[Requirement 1]:
Answer these questions using the forum thread about the Husqvarna 435:
(a) How much timber had the saw cut by the time it was nearly a year old?
(b) Which two saws did the person who examined the saw suggest as replacements?
(c) According to the reply, how often should gas with ethanol be mixed fresh?
[Requirement 2]: Repeat, word for word, a passage from the forum thread about the Husqvarna 435. Begin at the words "# Husqvarna 435" and stop after the words "the usage base.".

# Husqvarna 435 review



## b33p3r (Feb 27, 2012)

Just wanted to post for others looking for a saw to use as a guide.
Just had my Husqvarna 435 chainsaw looked at as it was stopping hard as soon as I got off the throttle. Turns out the piston and cylinder are all scratched up. His first opinion is I over worked it for its intended use. It's 1 year old tomorrow and has cut near 10 cord timber in that time. He mentioned wrong oil mix could cause it also(husqvarna oil used and measued everytime so in my mind no), or debris getting into cylinder(?).
    His suggestion for me is an echo 450 or 500. Any and all suggestions for a new saw are welcome. 10 cord per year will be the usage base.


----------



## HittinSteel (Feb 27, 2012)

Hmmmm......even a homeowner saw should last for more than 10 cord.

Get a pro model for that type of cutting. Step up to a 346XP or an MS261. If you are using gas with ethanol, mix fresh every 60 days or so.

[Data for analysis]:
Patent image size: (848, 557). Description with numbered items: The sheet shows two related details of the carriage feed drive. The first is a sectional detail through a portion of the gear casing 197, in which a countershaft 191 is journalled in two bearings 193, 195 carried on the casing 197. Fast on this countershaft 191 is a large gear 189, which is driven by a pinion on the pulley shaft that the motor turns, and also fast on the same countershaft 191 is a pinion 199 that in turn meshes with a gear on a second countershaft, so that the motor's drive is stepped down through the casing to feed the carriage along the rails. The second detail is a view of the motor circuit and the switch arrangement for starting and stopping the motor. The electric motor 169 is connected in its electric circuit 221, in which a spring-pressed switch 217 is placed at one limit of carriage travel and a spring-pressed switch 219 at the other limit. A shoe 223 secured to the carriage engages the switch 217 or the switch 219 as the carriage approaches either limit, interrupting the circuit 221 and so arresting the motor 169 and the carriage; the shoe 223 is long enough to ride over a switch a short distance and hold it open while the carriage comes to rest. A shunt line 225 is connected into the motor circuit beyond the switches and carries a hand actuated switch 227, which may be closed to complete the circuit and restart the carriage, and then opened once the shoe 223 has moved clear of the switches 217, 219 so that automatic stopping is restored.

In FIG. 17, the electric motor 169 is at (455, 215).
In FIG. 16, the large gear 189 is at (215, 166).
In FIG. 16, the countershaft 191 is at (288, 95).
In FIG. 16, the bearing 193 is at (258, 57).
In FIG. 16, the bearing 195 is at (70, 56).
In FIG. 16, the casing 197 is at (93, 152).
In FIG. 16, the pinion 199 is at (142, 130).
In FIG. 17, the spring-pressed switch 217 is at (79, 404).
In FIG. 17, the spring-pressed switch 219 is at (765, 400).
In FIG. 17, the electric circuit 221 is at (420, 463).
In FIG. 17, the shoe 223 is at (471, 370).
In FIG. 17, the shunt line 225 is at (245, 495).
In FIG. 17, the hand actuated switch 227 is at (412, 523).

[Answer area 1]:
(a) Near 10 cord.
(b) An Echo 450 or 500.
(c) Every 60 days or so.

[Answer area 2]:
# Husqvarna 435 review



## b33p3r (Feb 27, 2012)

Just wanted to post for others looking for a saw to use as a guide.
Just had my Husqvarna 435 chainsaw looked at as it was stopping hard as soon as I got off the throttle. Turns out the piston and cylinder are all scratched up. His first opinion is I over worked it for its intended use. It's 1 year old tomorrow and has cut near 10 cord timber in that time. He mentioned wrong oil mix could cause it also(husqvarna oil used and measued everytime so in my mind no), or debris getting into cylinder(?).
    His suggestion for me is an echo 450 or 500. Any and all suggestions for a new saw are welcome. 10 cord per year will be the usage base.